== Brief ==
Reproduce the listing word for word, leaving every picture behind.

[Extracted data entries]
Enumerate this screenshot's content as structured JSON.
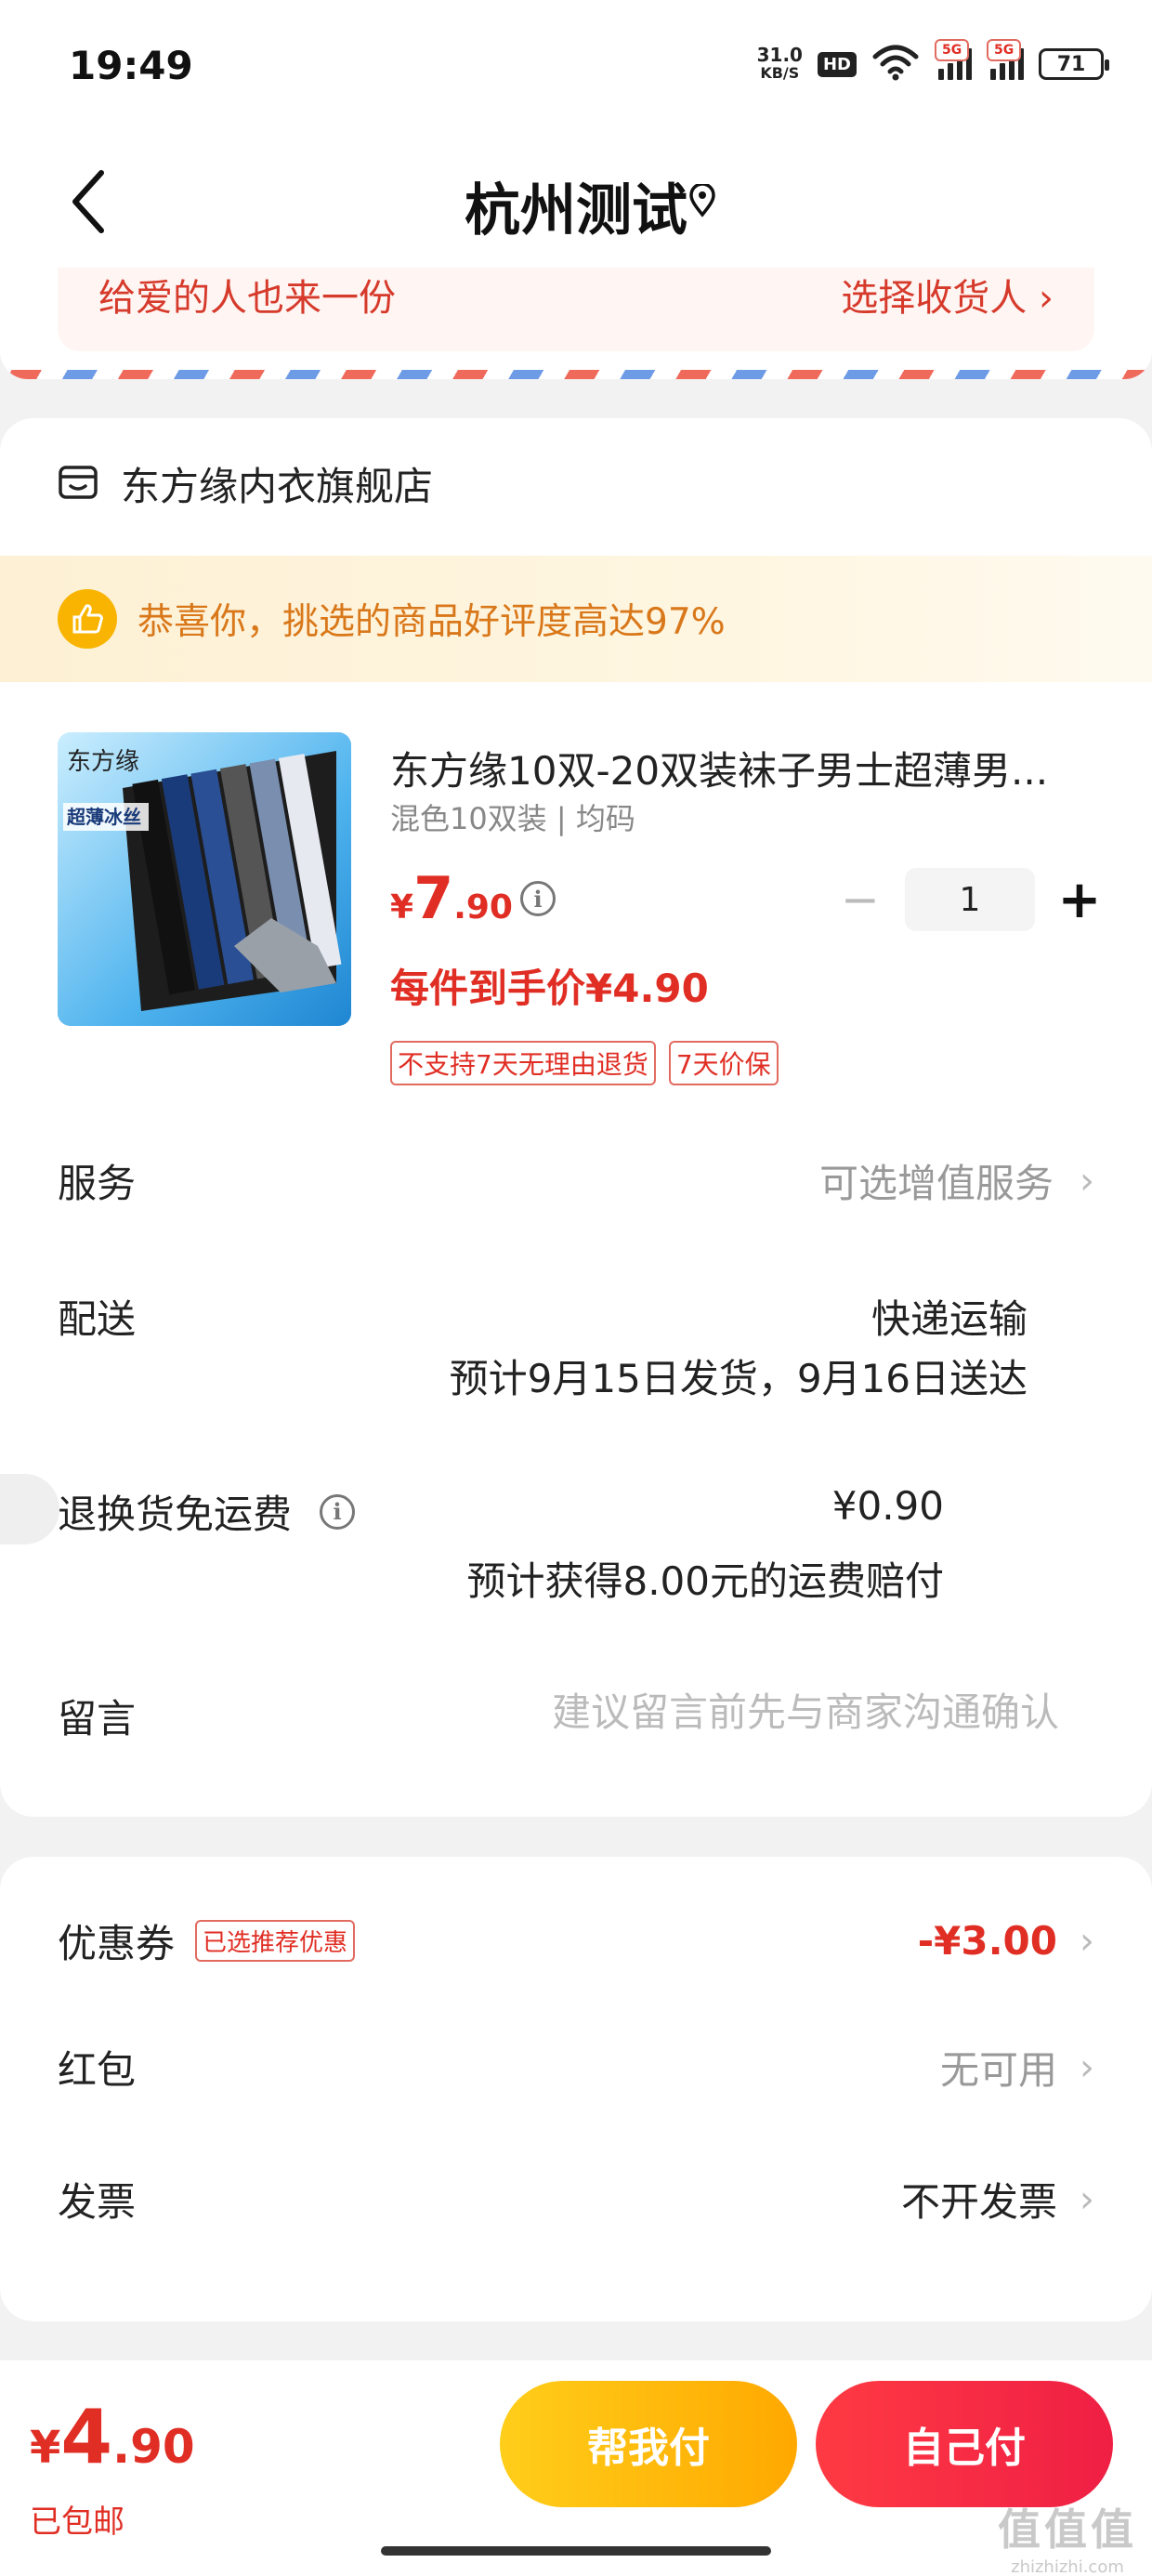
{
  "status_bar": {
    "time": "19:49",
    "net_speed": "31.0",
    "net_unit": "KB/S",
    "hd": "HD",
    "sig1": "5G",
    "sig2": "5G",
    "battery": "71"
  },
  "header": {
    "title": "杭州测试"
  },
  "address": {
    "left_text": "给爱的人也来一份",
    "right_text": "选择收货人 ›"
  },
  "store": {
    "name": "东方缘内衣旗舰店"
  },
  "praise": {
    "text": "恭喜你，挑选的商品好评度高达97%"
  },
  "product": {
    "title": "东方缘10双-20双装袜子男士超薄男...",
    "spec": "混色10双装 | 均码",
    "price_currency": "¥",
    "price_int": "7",
    "price_dec": ".90",
    "quantity": "1",
    "unit_price": "每件到手价¥4.90",
    "tags": [
      "不支持7天无理由退货",
      "7天价保"
    ],
    "image_brand": "东方缘",
    "image_label": "超薄冰丝"
  },
  "service": {
    "label": "服务",
    "value": "可选增值服务"
  },
  "delivery": {
    "label": "配送",
    "method": "快递运输",
    "schedule": "预计9月15日发货，9月16日送达"
  },
  "return_shipping": {
    "label": "退换货免运费",
    "price": "¥0.90",
    "compensation": "预计获得8.00元的运费赔付",
    "enabled": false
  },
  "message": {
    "label": "留言",
    "placeholder": "建议留言前先与商家沟通确认",
    "value": ""
  },
  "coupon": {
    "label": "优惠券",
    "tag": "已选推荐优惠",
    "value": "-¥3.00"
  },
  "red_packet": {
    "label": "红包",
    "value": "无可用"
  },
  "invoice": {
    "label": "发票",
    "value": "不开发票"
  },
  "footer": {
    "total_currency": "¥",
    "total_int": "4",
    "total_dec": ".90",
    "shipping": "已包邮",
    "help_pay": "帮我付",
    "self_pay": "自己付"
  },
  "watermark": {
    "big": "值值值",
    "small": "zhizhizhi.com"
  },
  "colors": {
    "accent_red": "#e02e24",
    "help_button": "#ffb400",
    "self_button": "#f1213f",
    "praise_text": "#d9781a"
  }
}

== Solution to this problem ==
Enumerate this screenshot's content as structured JSON.
{
  "status_bar": {
    "time": "19:49",
    "net_speed": "31.0",
    "net_unit": "KB/S",
    "hd": "HD",
    "sig1": "5G",
    "sig2": "5G",
    "battery": "71"
  },
  "header": {
    "title": "杭州测试"
  },
  "address": {
    "left_text": "给爱的人也来一份",
    "right_text": "选择收货人 ›"
  },
  "store": {
    "name": "东方缘内衣旗舰店"
  },
  "praise": {
    "text": "恭喜你，挑选的商品好评度高达97%"
  },
  "product": {
    "title": "东方缘10双-20双装袜子男士超薄男...",
    "spec": "混色10双装 | 均码",
    "price_currency": "¥",
    "price_int": "7",
    "price_dec": ".90",
    "quantity": "1",
    "unit_price": "每件到手价¥4.90",
    "tags": [
      "不支持7天无理由退货",
      "7天价保"
    ],
    "image_brand": "东方缘",
    "image_label": "超薄冰丝"
  },
  "service": {
    "label": "服务",
    "value": "可选增值服务"
  },
  "delivery": {
    "label": "配送",
    "method": "快递运输",
    "schedule": "预计9月15日发货，9月16日送达"
  },
  "return_shipping": {
    "label": "退换货免运费",
    "price": "¥0.90",
    "compensation": "预计获得8.00元的运费赔付",
    "enabled": false
  },
  "message": {
    "label": "留言",
    "placeholder": "建议留言前先与商家沟通确认",
    "value": ""
  },
  "coupon": {
    "label": "优惠券",
    "tag": "已选推荐优惠",
    "value": "-¥3.00"
  },
  "red_packet": {
    "label": "红包",
    "value": "无可用"
  },
  "invoice": {
    "label": "发票",
    "value": "不开发票"
  },
  "footer": {
    "total_currency": "¥",
    "total_int": "4",
    "total_dec": ".90",
    "shipping": "已包邮",
    "help_pay": "帮我付",
    "self_pay": "自己付"
  },
  "watermark": {
    "big": "值值值",
    "small": "zhizhizhi.com"
  },
  "colors": {
    "accent_red": "#e02e24",
    "help_button": "#ffb400",
    "self_button": "#f1213f",
    "praise_text": "#d9781a"
  }
}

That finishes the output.